Directions for this task :: Return each line containing "value".
------ Task material ------
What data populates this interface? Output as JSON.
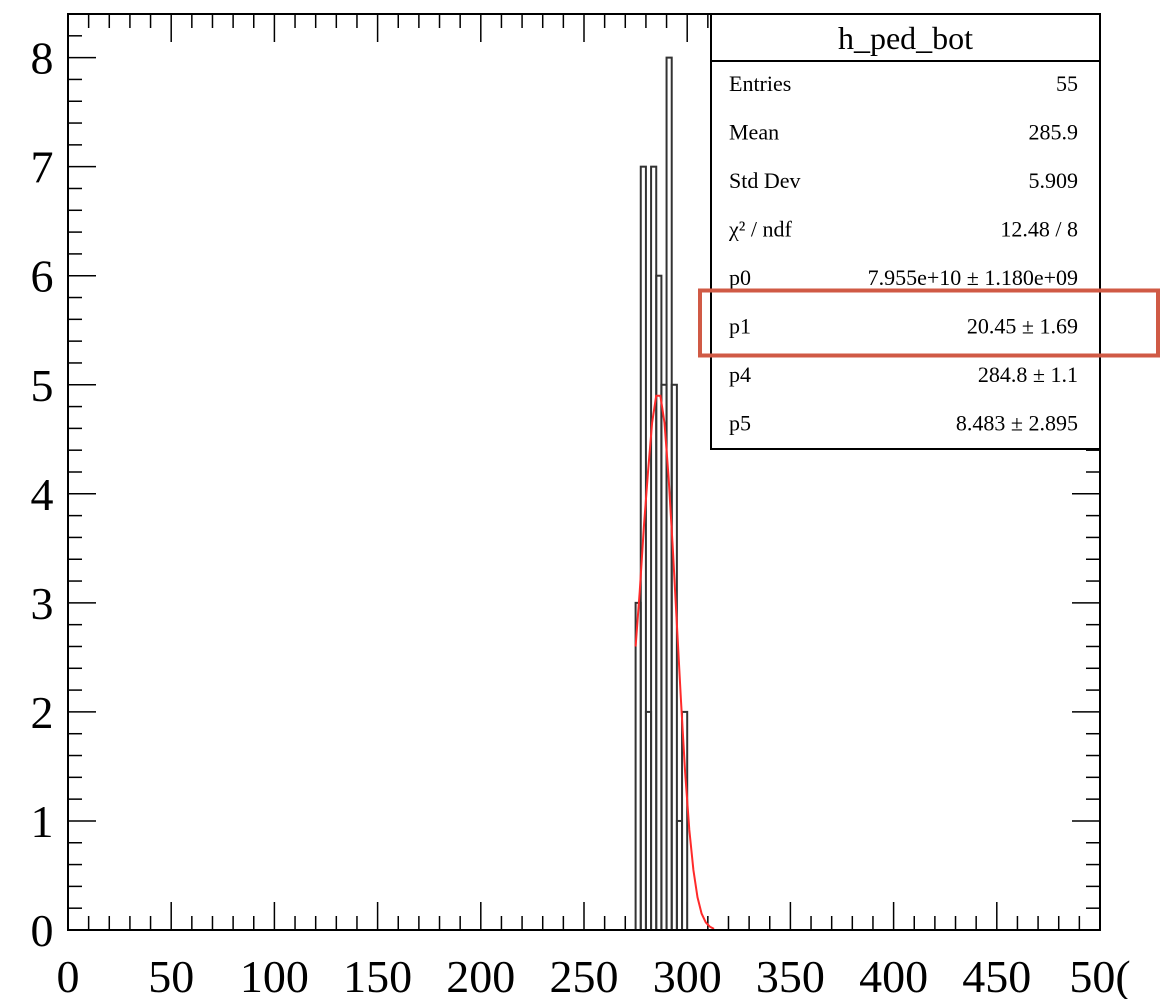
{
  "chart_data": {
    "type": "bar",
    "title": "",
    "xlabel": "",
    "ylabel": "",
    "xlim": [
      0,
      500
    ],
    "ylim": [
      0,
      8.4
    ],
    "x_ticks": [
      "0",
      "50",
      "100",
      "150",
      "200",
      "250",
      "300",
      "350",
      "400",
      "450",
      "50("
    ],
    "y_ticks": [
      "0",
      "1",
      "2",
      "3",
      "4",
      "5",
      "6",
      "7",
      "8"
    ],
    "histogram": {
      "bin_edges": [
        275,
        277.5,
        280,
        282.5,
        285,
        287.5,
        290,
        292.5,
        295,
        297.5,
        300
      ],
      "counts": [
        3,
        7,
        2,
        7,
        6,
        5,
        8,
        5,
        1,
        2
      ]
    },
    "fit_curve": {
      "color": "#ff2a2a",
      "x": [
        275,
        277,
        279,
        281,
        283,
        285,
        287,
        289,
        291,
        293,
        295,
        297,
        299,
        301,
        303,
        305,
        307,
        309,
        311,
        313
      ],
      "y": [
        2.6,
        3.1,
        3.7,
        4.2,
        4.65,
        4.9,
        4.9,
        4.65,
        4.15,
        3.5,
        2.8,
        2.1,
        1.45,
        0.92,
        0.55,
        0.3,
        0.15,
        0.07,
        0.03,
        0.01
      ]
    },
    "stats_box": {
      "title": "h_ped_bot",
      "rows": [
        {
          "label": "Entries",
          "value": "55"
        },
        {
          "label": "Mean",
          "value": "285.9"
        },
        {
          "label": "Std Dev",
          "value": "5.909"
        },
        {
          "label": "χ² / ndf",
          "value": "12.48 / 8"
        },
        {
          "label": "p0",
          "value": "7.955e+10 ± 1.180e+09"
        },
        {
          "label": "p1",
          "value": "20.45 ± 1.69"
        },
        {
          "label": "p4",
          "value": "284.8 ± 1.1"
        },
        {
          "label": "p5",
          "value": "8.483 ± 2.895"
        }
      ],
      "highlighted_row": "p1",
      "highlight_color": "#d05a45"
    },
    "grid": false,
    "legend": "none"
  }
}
------
Exercise answer ::
          "value": "55"
          "value": "285.9"
          "value": "5.909"
          "value": "12.48 / 8"
          "value": "7.955e+10 ± 1.180e+09"
          "value": "20.45 ± 1.69"
          "value": "284.8 ± 1.1"
          "value": "8.483 ± 2.895"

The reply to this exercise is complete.